[Lines of data]
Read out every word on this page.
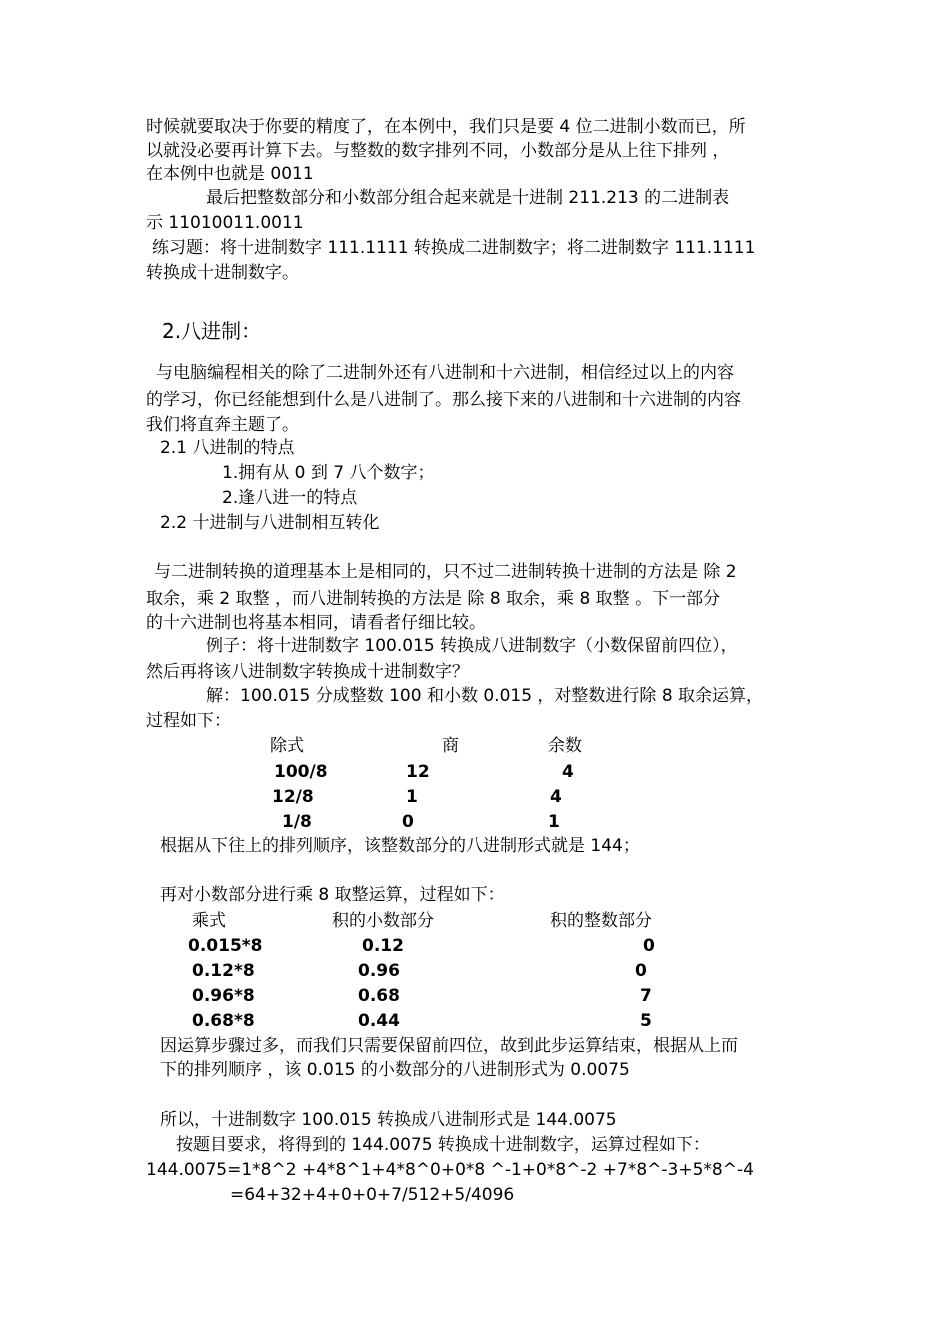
时候就要取决于你要的精度了，在本例中，我们只是要 4 位二进制小数而已，所
以就没必要再计算下去。与整数的数字排列不同，小数部分是从上往下排列 ，
在本例中也就是 0011
最后把整数部分和小数部分组合起来就是十进制 211.213 的二进制表
示 11010011.0011
练习题：将十进制数字 111.1111 转换成二进制数字；将二进制数字 111.1111
转换成十进制数字。
2.八进制：
与电脑编程相关的除了二进制外还有八进制和十六进制，相信经过以上的内容
的学习，你已经能想到什么是八进制了。那么接下来的八进制和十六进制的内容
我们将直奔主题了。
2.1 八进制的特点
1.拥有从 0 到 7 八个数字；
2.逢八进一的特点
2.2 十进制与八进制相互转化
与二进制转换的道理基本上是相同的，只不过二进制转换十进制的方法是 除 2
取余，乘 2 取整 ，而八进制转换的方法是 除 8 取余，乘 8 取整 。下一部分
的十六进制也将基本相同，请看者仔细比较。
例子：将十进制数字 100.015 转换成八进制数字（小数保留前四位），
然后再将该八进制数字转换成十进制数字？
解：100.015 分成整数 100 和小数 0.015 ，对整数进行除 8 取余运算，
过程如下：
除式	商	余数
100/8	12	4
12/8	1	4
1/8	0	1
根据从下往上的排列顺序，该整数部分的八进制形式就是 144；
再对小数部分进行乘 8 取整运算，过程如下：
乘式	积的小数部分	积的整数部分
0.015*8	0.12	0
0.12*8	0.96	0
0.96*8	0.68	7
0.68*8	0.44	5
因运算步骤过多，而我们只需要保留前四位，故到此步运算结束，根据从上而
下的排列顺序 ，该 0.015 的小数部分的八进制形式为 0.0075
所以，十进制数字 100.015 转换成八进制形式是 144.0075
按题目要求，将得到的 144.0075 转换成十进制数字，运算过程如下：
144.0075=1*8^2 +4*8^1+4*8^0+0*8 ^-1+0*8^-2 +7*8^-3+5*8^-4
=64+32+4+0+0+7/512+5/4096
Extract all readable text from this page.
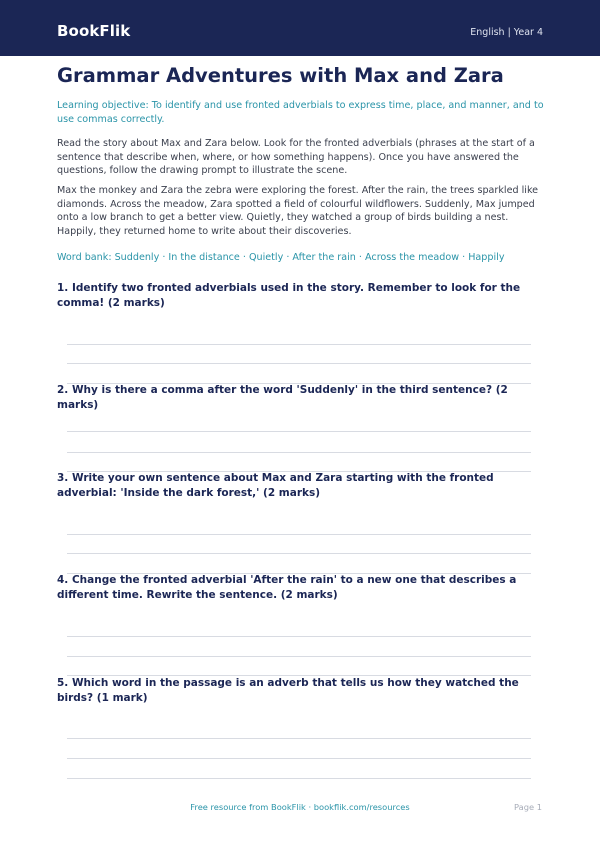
BookFlik	English | Year 4
Grammar Adventures with Max and Zara

Learning objective: To identify and use fronted adverbials to express time, place, and manner, and to use commas correctly.

Read the story about Max and Zara below. Look for the fronted adverbials (phrases at the start of a sentence that describe when, where, or how something happens). Once you have answered the questions, follow the drawing prompt to illustrate the scene.

Max the monkey and Zara the zebra were exploring the forest. After the rain, the trees sparkled like diamonds. Across the meadow, Zara spotted a field of colourful wildflowers. Suddenly, Max jumped onto a low branch to get a better view. Quietly, they watched a group of birds building a nest. Happily, they returned home to write about their discoveries.

Word bank: Suddenly · In the distance · Quietly · After the rain · Across the meadow · Happily

1. Identify two fronted adverbials used in the story. Remember to look for the comma! (2 marks)

2. Why is there a comma after the word 'Suddenly' in the third sentence? (2 marks)

3. Write your own sentence about Max and Zara starting with the fronted adverbial: 'Inside the dark forest,' (2 marks)

4. Change the fronted adverbial 'After the rain' to a new one that describes a different time. Rewrite the sentence. (2 marks)

5. Which word in the passage is an adverb that tells us how they watched the birds? (1 mark)

Free resource from BookFlik · bookflik.com/resources	Page 1
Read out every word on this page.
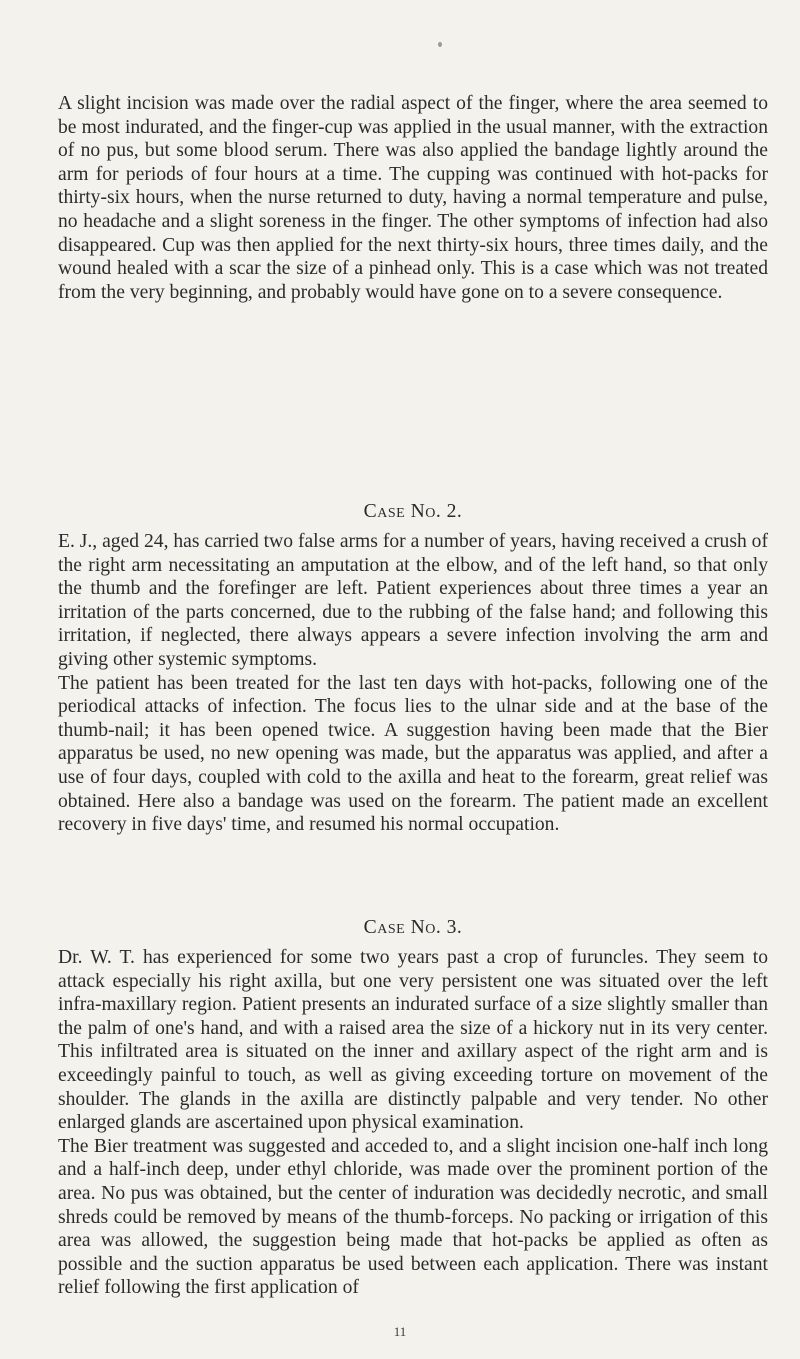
A slight incision was made over the radial aspect of the finger, where the area seemed to be most indurated, and the finger-cup was applied in the usual manner, with the extraction of no pus, but some blood serum. There was also applied the bandage lightly around the arm for periods of four hours at a time. The cupping was continued with hot-packs for thirty-six hours, when the nurse returned to duty, having a normal temperature and pulse, no headache and a slight soreness in the finger. The other symptoms of infection had also disappeared. Cup was then applied for the next thirty-six hours, three times daily, and the wound healed with a scar the size of a pinhead only. This is a case which was not treated from the very beginning, and probably would have gone on to a severe consequence.

Case No. 2.

E. J., aged 24, has carried two false arms for a number of years, having received a crush of the right arm necessitating an amputation at the elbow, and of the left hand, so that only the thumb and the forefinger are left. Patient experiences about three times a year an irritation of the parts concerned, due to the rubbing of the false hand; and following this irritation, if neglected, there always appears a severe infection involving the arm and giving other systemic symptoms.

The patient has been treated for the last ten days with hot-packs, following one of the periodical attacks of infection. The focus lies to the ulnar side and at the base of the thumb-nail; it has been opened twice. A suggestion having been made that the Bier apparatus be used, no new opening was made, but the apparatus was applied, and after a use of four days, coupled with cold to the axilla and heat to the forearm, great relief was obtained. Here also a bandage was used on the forearm. The patient made an excellent recovery in five days' time, and resumed his normal occupation.

Case No. 3.

Dr. W. T. has experienced for some two years past a crop of furuncles. They seem to attack especially his right axilla, but one very persistent one was situated over the left infra-maxillary region. Patient presents an indurated surface of a size slightly smaller than the palm of one's hand, and with a raised area the size of a hickory nut in its very center. This infiltrated area is situated on the inner and axillary aspect of the right arm and is exceedingly painful to touch, as well as giving exceeding torture on movement of the shoulder. The glands in the axilla are distinctly palpable and very tender. No other enlarged glands are ascertained upon physical examination.

The Bier treatment was suggested and acceded to, and a slight incision one-half inch long and a half-inch deep, under ethyl chloride, was made over the prominent portion of the area. No pus was obtained, but the center of induration was decidedly necrotic, and small shreds could be removed by means of the thumb-forceps. No packing or irrigation of this area was allowed, the suggestion being made that hot-packs be applied as often as possible and the suction apparatus be used between each application. There was instant relief following the first application of

11
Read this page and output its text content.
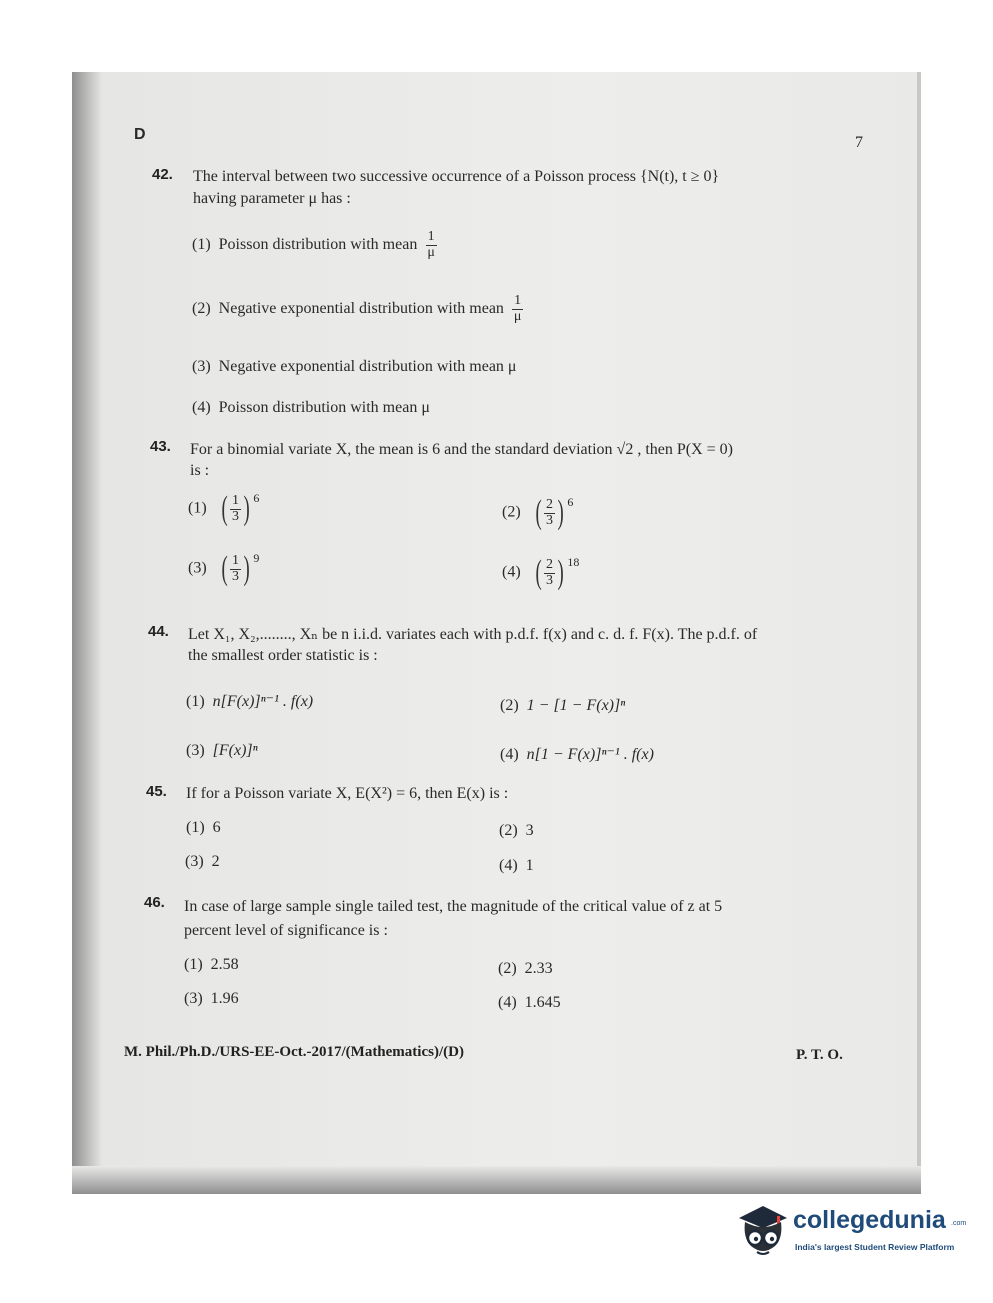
D	7
42. The interval between two successive occurrence of a Poisson process {N(t), t ≥ 0}
having parameter μ has :
(1) Poisson distribution with mean $\frac{1}{\mu}$
(2) Negative exponential distribution with mean $\frac{1}{\mu}$
(3) Negative exponential distribution with mean μ
(4) Poisson distribution with mean μ
43. For a binomial variate X, the mean is 6 and the standard deviation √2 , then P(X = 0)
is :
(1) ( $\frac{1}{3}$ ) 6
(2) ( $\frac{2}{3}$ ) 6
(3) ( $\frac{1}{3}$ ) 9
(4) ( $\frac{2}{3}$ ) 18
44. Let X₁, X₂,........, Xₙ be n i.i.d. variates each with p.d.f. f(x) and c. d. f. F(x). The p.d.f. of
the smallest order statistic is :
(1) n[F(x)]ⁿ⁻¹ . f(x)	(2) 1 − [1 − F(x)]ⁿ
(3) [F(x)]ⁿ	(4) n[1 − F(x)]ⁿ⁻¹ . f(x)
45. If for a Poisson variate X, E(X²) = 6, then E(x) is :
(1) 6	(2) 3
(3) 2	(4) 1
46. In case of large sample single tailed test, the magnitude of the critical value of z at 5
percent level of significance is :
(1) 2.58	(2) 2.33
(3) 1.96	(4) 1.645
M. Phil./Ph.D./URS-EE-Oct.-2017/(Mathematics)/(D)	P. T. O.
collegedunia .com
India's largest Student Review Platform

• AIM OF THE TASK:
Each line of the data should be quoted exactly, with pictures left out.

• OUTPUT OF THE TASK:
Read out every word on this page.
时候就要取决于你要的精度了，在本例中，我们只是要 4 位二进制小数而已，所
以就没必要再计算下去。与整数的数字排列不同，小数部分是从上往下排列 ，
在本例中也就是 0011
最后把整数部分和小数部分组合起来就是十进制 211.213 的二进制表
示 11010011.0011
练习题：将十进制数字 111.1111 转换成二进制数字；将二进制数字 111.1111
转换成十进制数字。
2.八进制：
与电脑编程相关的除了二进制外还有八进制和十六进制，相信经过以上的内容
的学习，你已经能想到什么是八进制了。那么接下来的八进制和十六进制的内容
我们将直奔主题了。
2.1 八进制的特点
1.拥有从 0 到 7 八个数字；
2.逢八进一的特点
2.2 十进制与八进制相互转化
与二进制转换的道理基本上是相同的，只不过二进制转换十进制的方法是 除 2
取余，乘 2 取整 ，而八进制转换的方法是 除 8 取余，乘 8 取整 。下一部分
的十六进制也将基本相同，请看者仔细比较。
例子：将十进制数字 100.015 转换成八进制数字（小数保留前四位），
然后再将该八进制数字转换成十进制数字？
解：100.015 分成整数 100 和小数 0.015 ，对整数进行除 8 取余运算，
过程如下：
除式	商	余数
100/8	12	4
12/8	1	4
1/8	0	1
根据从下往上的排列顺序，该整数部分的八进制形式就是 144；
再对小数部分进行乘 8 取整运算，过程如下：
乘式	积的小数部分	积的整数部分
0.015*8	0.12	0
0.12*8	0.96	0
0.96*8	0.68	7
0.68*8	0.44	5
因运算步骤过多，而我们只需要保留前四位，故到此步运算结束，根据从上而
下的排列顺序 ，该 0.015 的小数部分的八进制形式为 0.0075
所以，十进制数字 100.015 转换成八进制形式是 144.0075
按题目要求，将得到的 144.0075 转换成十进制数字，运算过程如下：
144.0075=1*8^2 +4*8^1+4*8^0+0*8 ^-1+0*8^-2 +7*8^-3+5*8^-4
=64+32+4+0+0+7/512+5/4096
Extract all readable text from this page.
BookFlik	English | Year 4
Grammar Adventures with Max and Zara

Learning objective: To identify and use fronted adverbials to express time, place, and manner, and to use commas correctly.

Read the story about Max and Zara below. Look for the fronted adverbials (phrases at the start of a sentence that describe when, where, or how something happens). Once you have answered the questions, follow the drawing prompt to illustrate the scene.

Max the monkey and Zara the zebra were exploring the forest. After the rain, the trees sparkled like diamonds. Across the meadow, Zara spotted a field of colourful wildflowers. Suddenly, Max jumped onto a low branch to get a better view. Quietly, they watched a group of birds building a nest. Happily, they returned home to write about their discoveries.

Word bank: Suddenly · In the distance · Quietly · After the rain · Across the meadow · Happily

1. Identify two fronted adverbials used in the story. Remember to look for the comma! (2 marks)

2. Why is there a comma after the word 'Suddenly' in the third sentence? (2 marks)

3. Write your own sentence about Max and Zara starting with the fronted adverbial: 'Inside the dark forest,' (2 marks)

4. Change the fronted adverbial 'After the rain' to a new one that describes a different time. Rewrite the sentence. (2 marks)

5. Which word in the passage is an adverb that tells us how they watched the birds? (1 mark)

Free resource from BookFlik · bookflik.com/resources	Page 1
Read out every word on this page.
A slight incision was made over the radial aspect of the finger, where the area seemed to be most indurated, and the finger-cup was applied in the usual manner, with the extraction of no pus, but some blood serum. There was also applied the bandage lightly around the arm for periods of four hours at a time. The cupping was continued with hot-packs for thirty-six hours, when the nurse returned to duty, having a normal temperature and pulse, no headache and a slight soreness in the finger. The other symptoms of infection had also disappeared. Cup was then applied for the next thirty-six hours, three times daily, and the wound healed with a scar the size of a pinhead only. This is a case which was not treated from the very beginning, and probably would have gone on to a severe consequence.

Case No. 2.

E. J., aged 24, has carried two false arms for a number of years, having received a crush of the right arm necessitating an amputation at the elbow, and of the left hand, so that only the thumb and the forefinger are left. Patient experiences about three times a year an irritation of the parts concerned, due to the rubbing of the false hand; and following this irritation, if neglected, there always appears a severe infection involving the arm and giving other systemic symptoms.

The patient has been treated for the last ten days with hot-packs, following one of the periodical attacks of infection. The focus lies to the ulnar side and at the base of the thumb-nail; it has been opened twice. A suggestion having been made that the Bier apparatus be used, no new opening was made, but the apparatus was applied, and after a use of four days, coupled with cold to the axilla and heat to the forearm, great relief was obtained. Here also a bandage was used on the forearm. The patient made an excellent recovery in five days' time, and resumed his normal occupation.

Case No. 3.

Dr. W. T. has experienced for some two years past a crop of furuncles. They seem to attack especially his right axilla, but one very persistent one was situated over the left infra-maxillary region. Patient presents an indurated surface of a size slightly smaller than the palm of one's hand, and with a raised area the size of a hickory nut in its very center. This infiltrated area is situated on the inner and axillary aspect of the right arm and is exceedingly painful to touch, as well as giving exceeding torture on movement of the shoulder. The glands in the axilla are distinctly palpable and very tender. No other enlarged glands are ascertained upon physical examination.

The Bier treatment was suggested and acceded to, and a slight incision one-half inch long and a half-inch deep, under ethyl chloride, was made over the prominent portion of the area. No pus was obtained, but the center of induration was decidedly necrotic, and small shreds could be removed by means of the thumb-forceps. No packing or irrigation of this area was allowed, the suggestion being made that hot-packs be applied as often as possible and the suction apparatus be used between each application. There was instant relief following the first application of

11
Read this page and output its text content.
D	7
42. The interval between two successive occurrence of a Poisson process {N(t), t ≥ 0}
having parameter μ has :
(1) Poisson distribution with mean $\frac{1}{\mu}$
(2) Negative exponential distribution with mean $\frac{1}{\mu}$
(3) Negative exponential distribution with mean μ
(4) Poisson distribution with mean μ
43. For a binomial variate X, the mean is 6 and the standard deviation √2 , then P(X = 0)
is :
(1) ( $\frac{1}{3}$ ) 6
(2) ( $\frac{2}{3}$ ) 6
(3) ( $\frac{1}{3}$ ) 9
(4) ( $\frac{2}{3}$ ) 18
44. Let X₁, X₂,........, Xₙ be n i.i.d. variates each with p.d.f. f(x) and c. d. f. F(x). The p.d.f. of
the smallest order statistic is :
(1) n[F(x)]ⁿ⁻¹ . f(x)	(2) 1 − [1 − F(x)]ⁿ
(3) [F(x)]ⁿ	(4) n[1 − F(x)]ⁿ⁻¹ . f(x)
45. If for a Poisson variate X, E(X²) = 6, then E(x) is :
(1) 6	(2) 3
(3) 2	(4) 1
46. In case of large sample single tailed test, the magnitude of the critical value of z at 5
percent level of significance is :
(1) 2.58	(2) 2.33
(3) 1.96	(4) 1.645
M. Phil./Ph.D./URS-EE-Oct.-2017/(Mathematics)/(D)	P. T. O.
collegedunia .com
India's largest Student Review Platform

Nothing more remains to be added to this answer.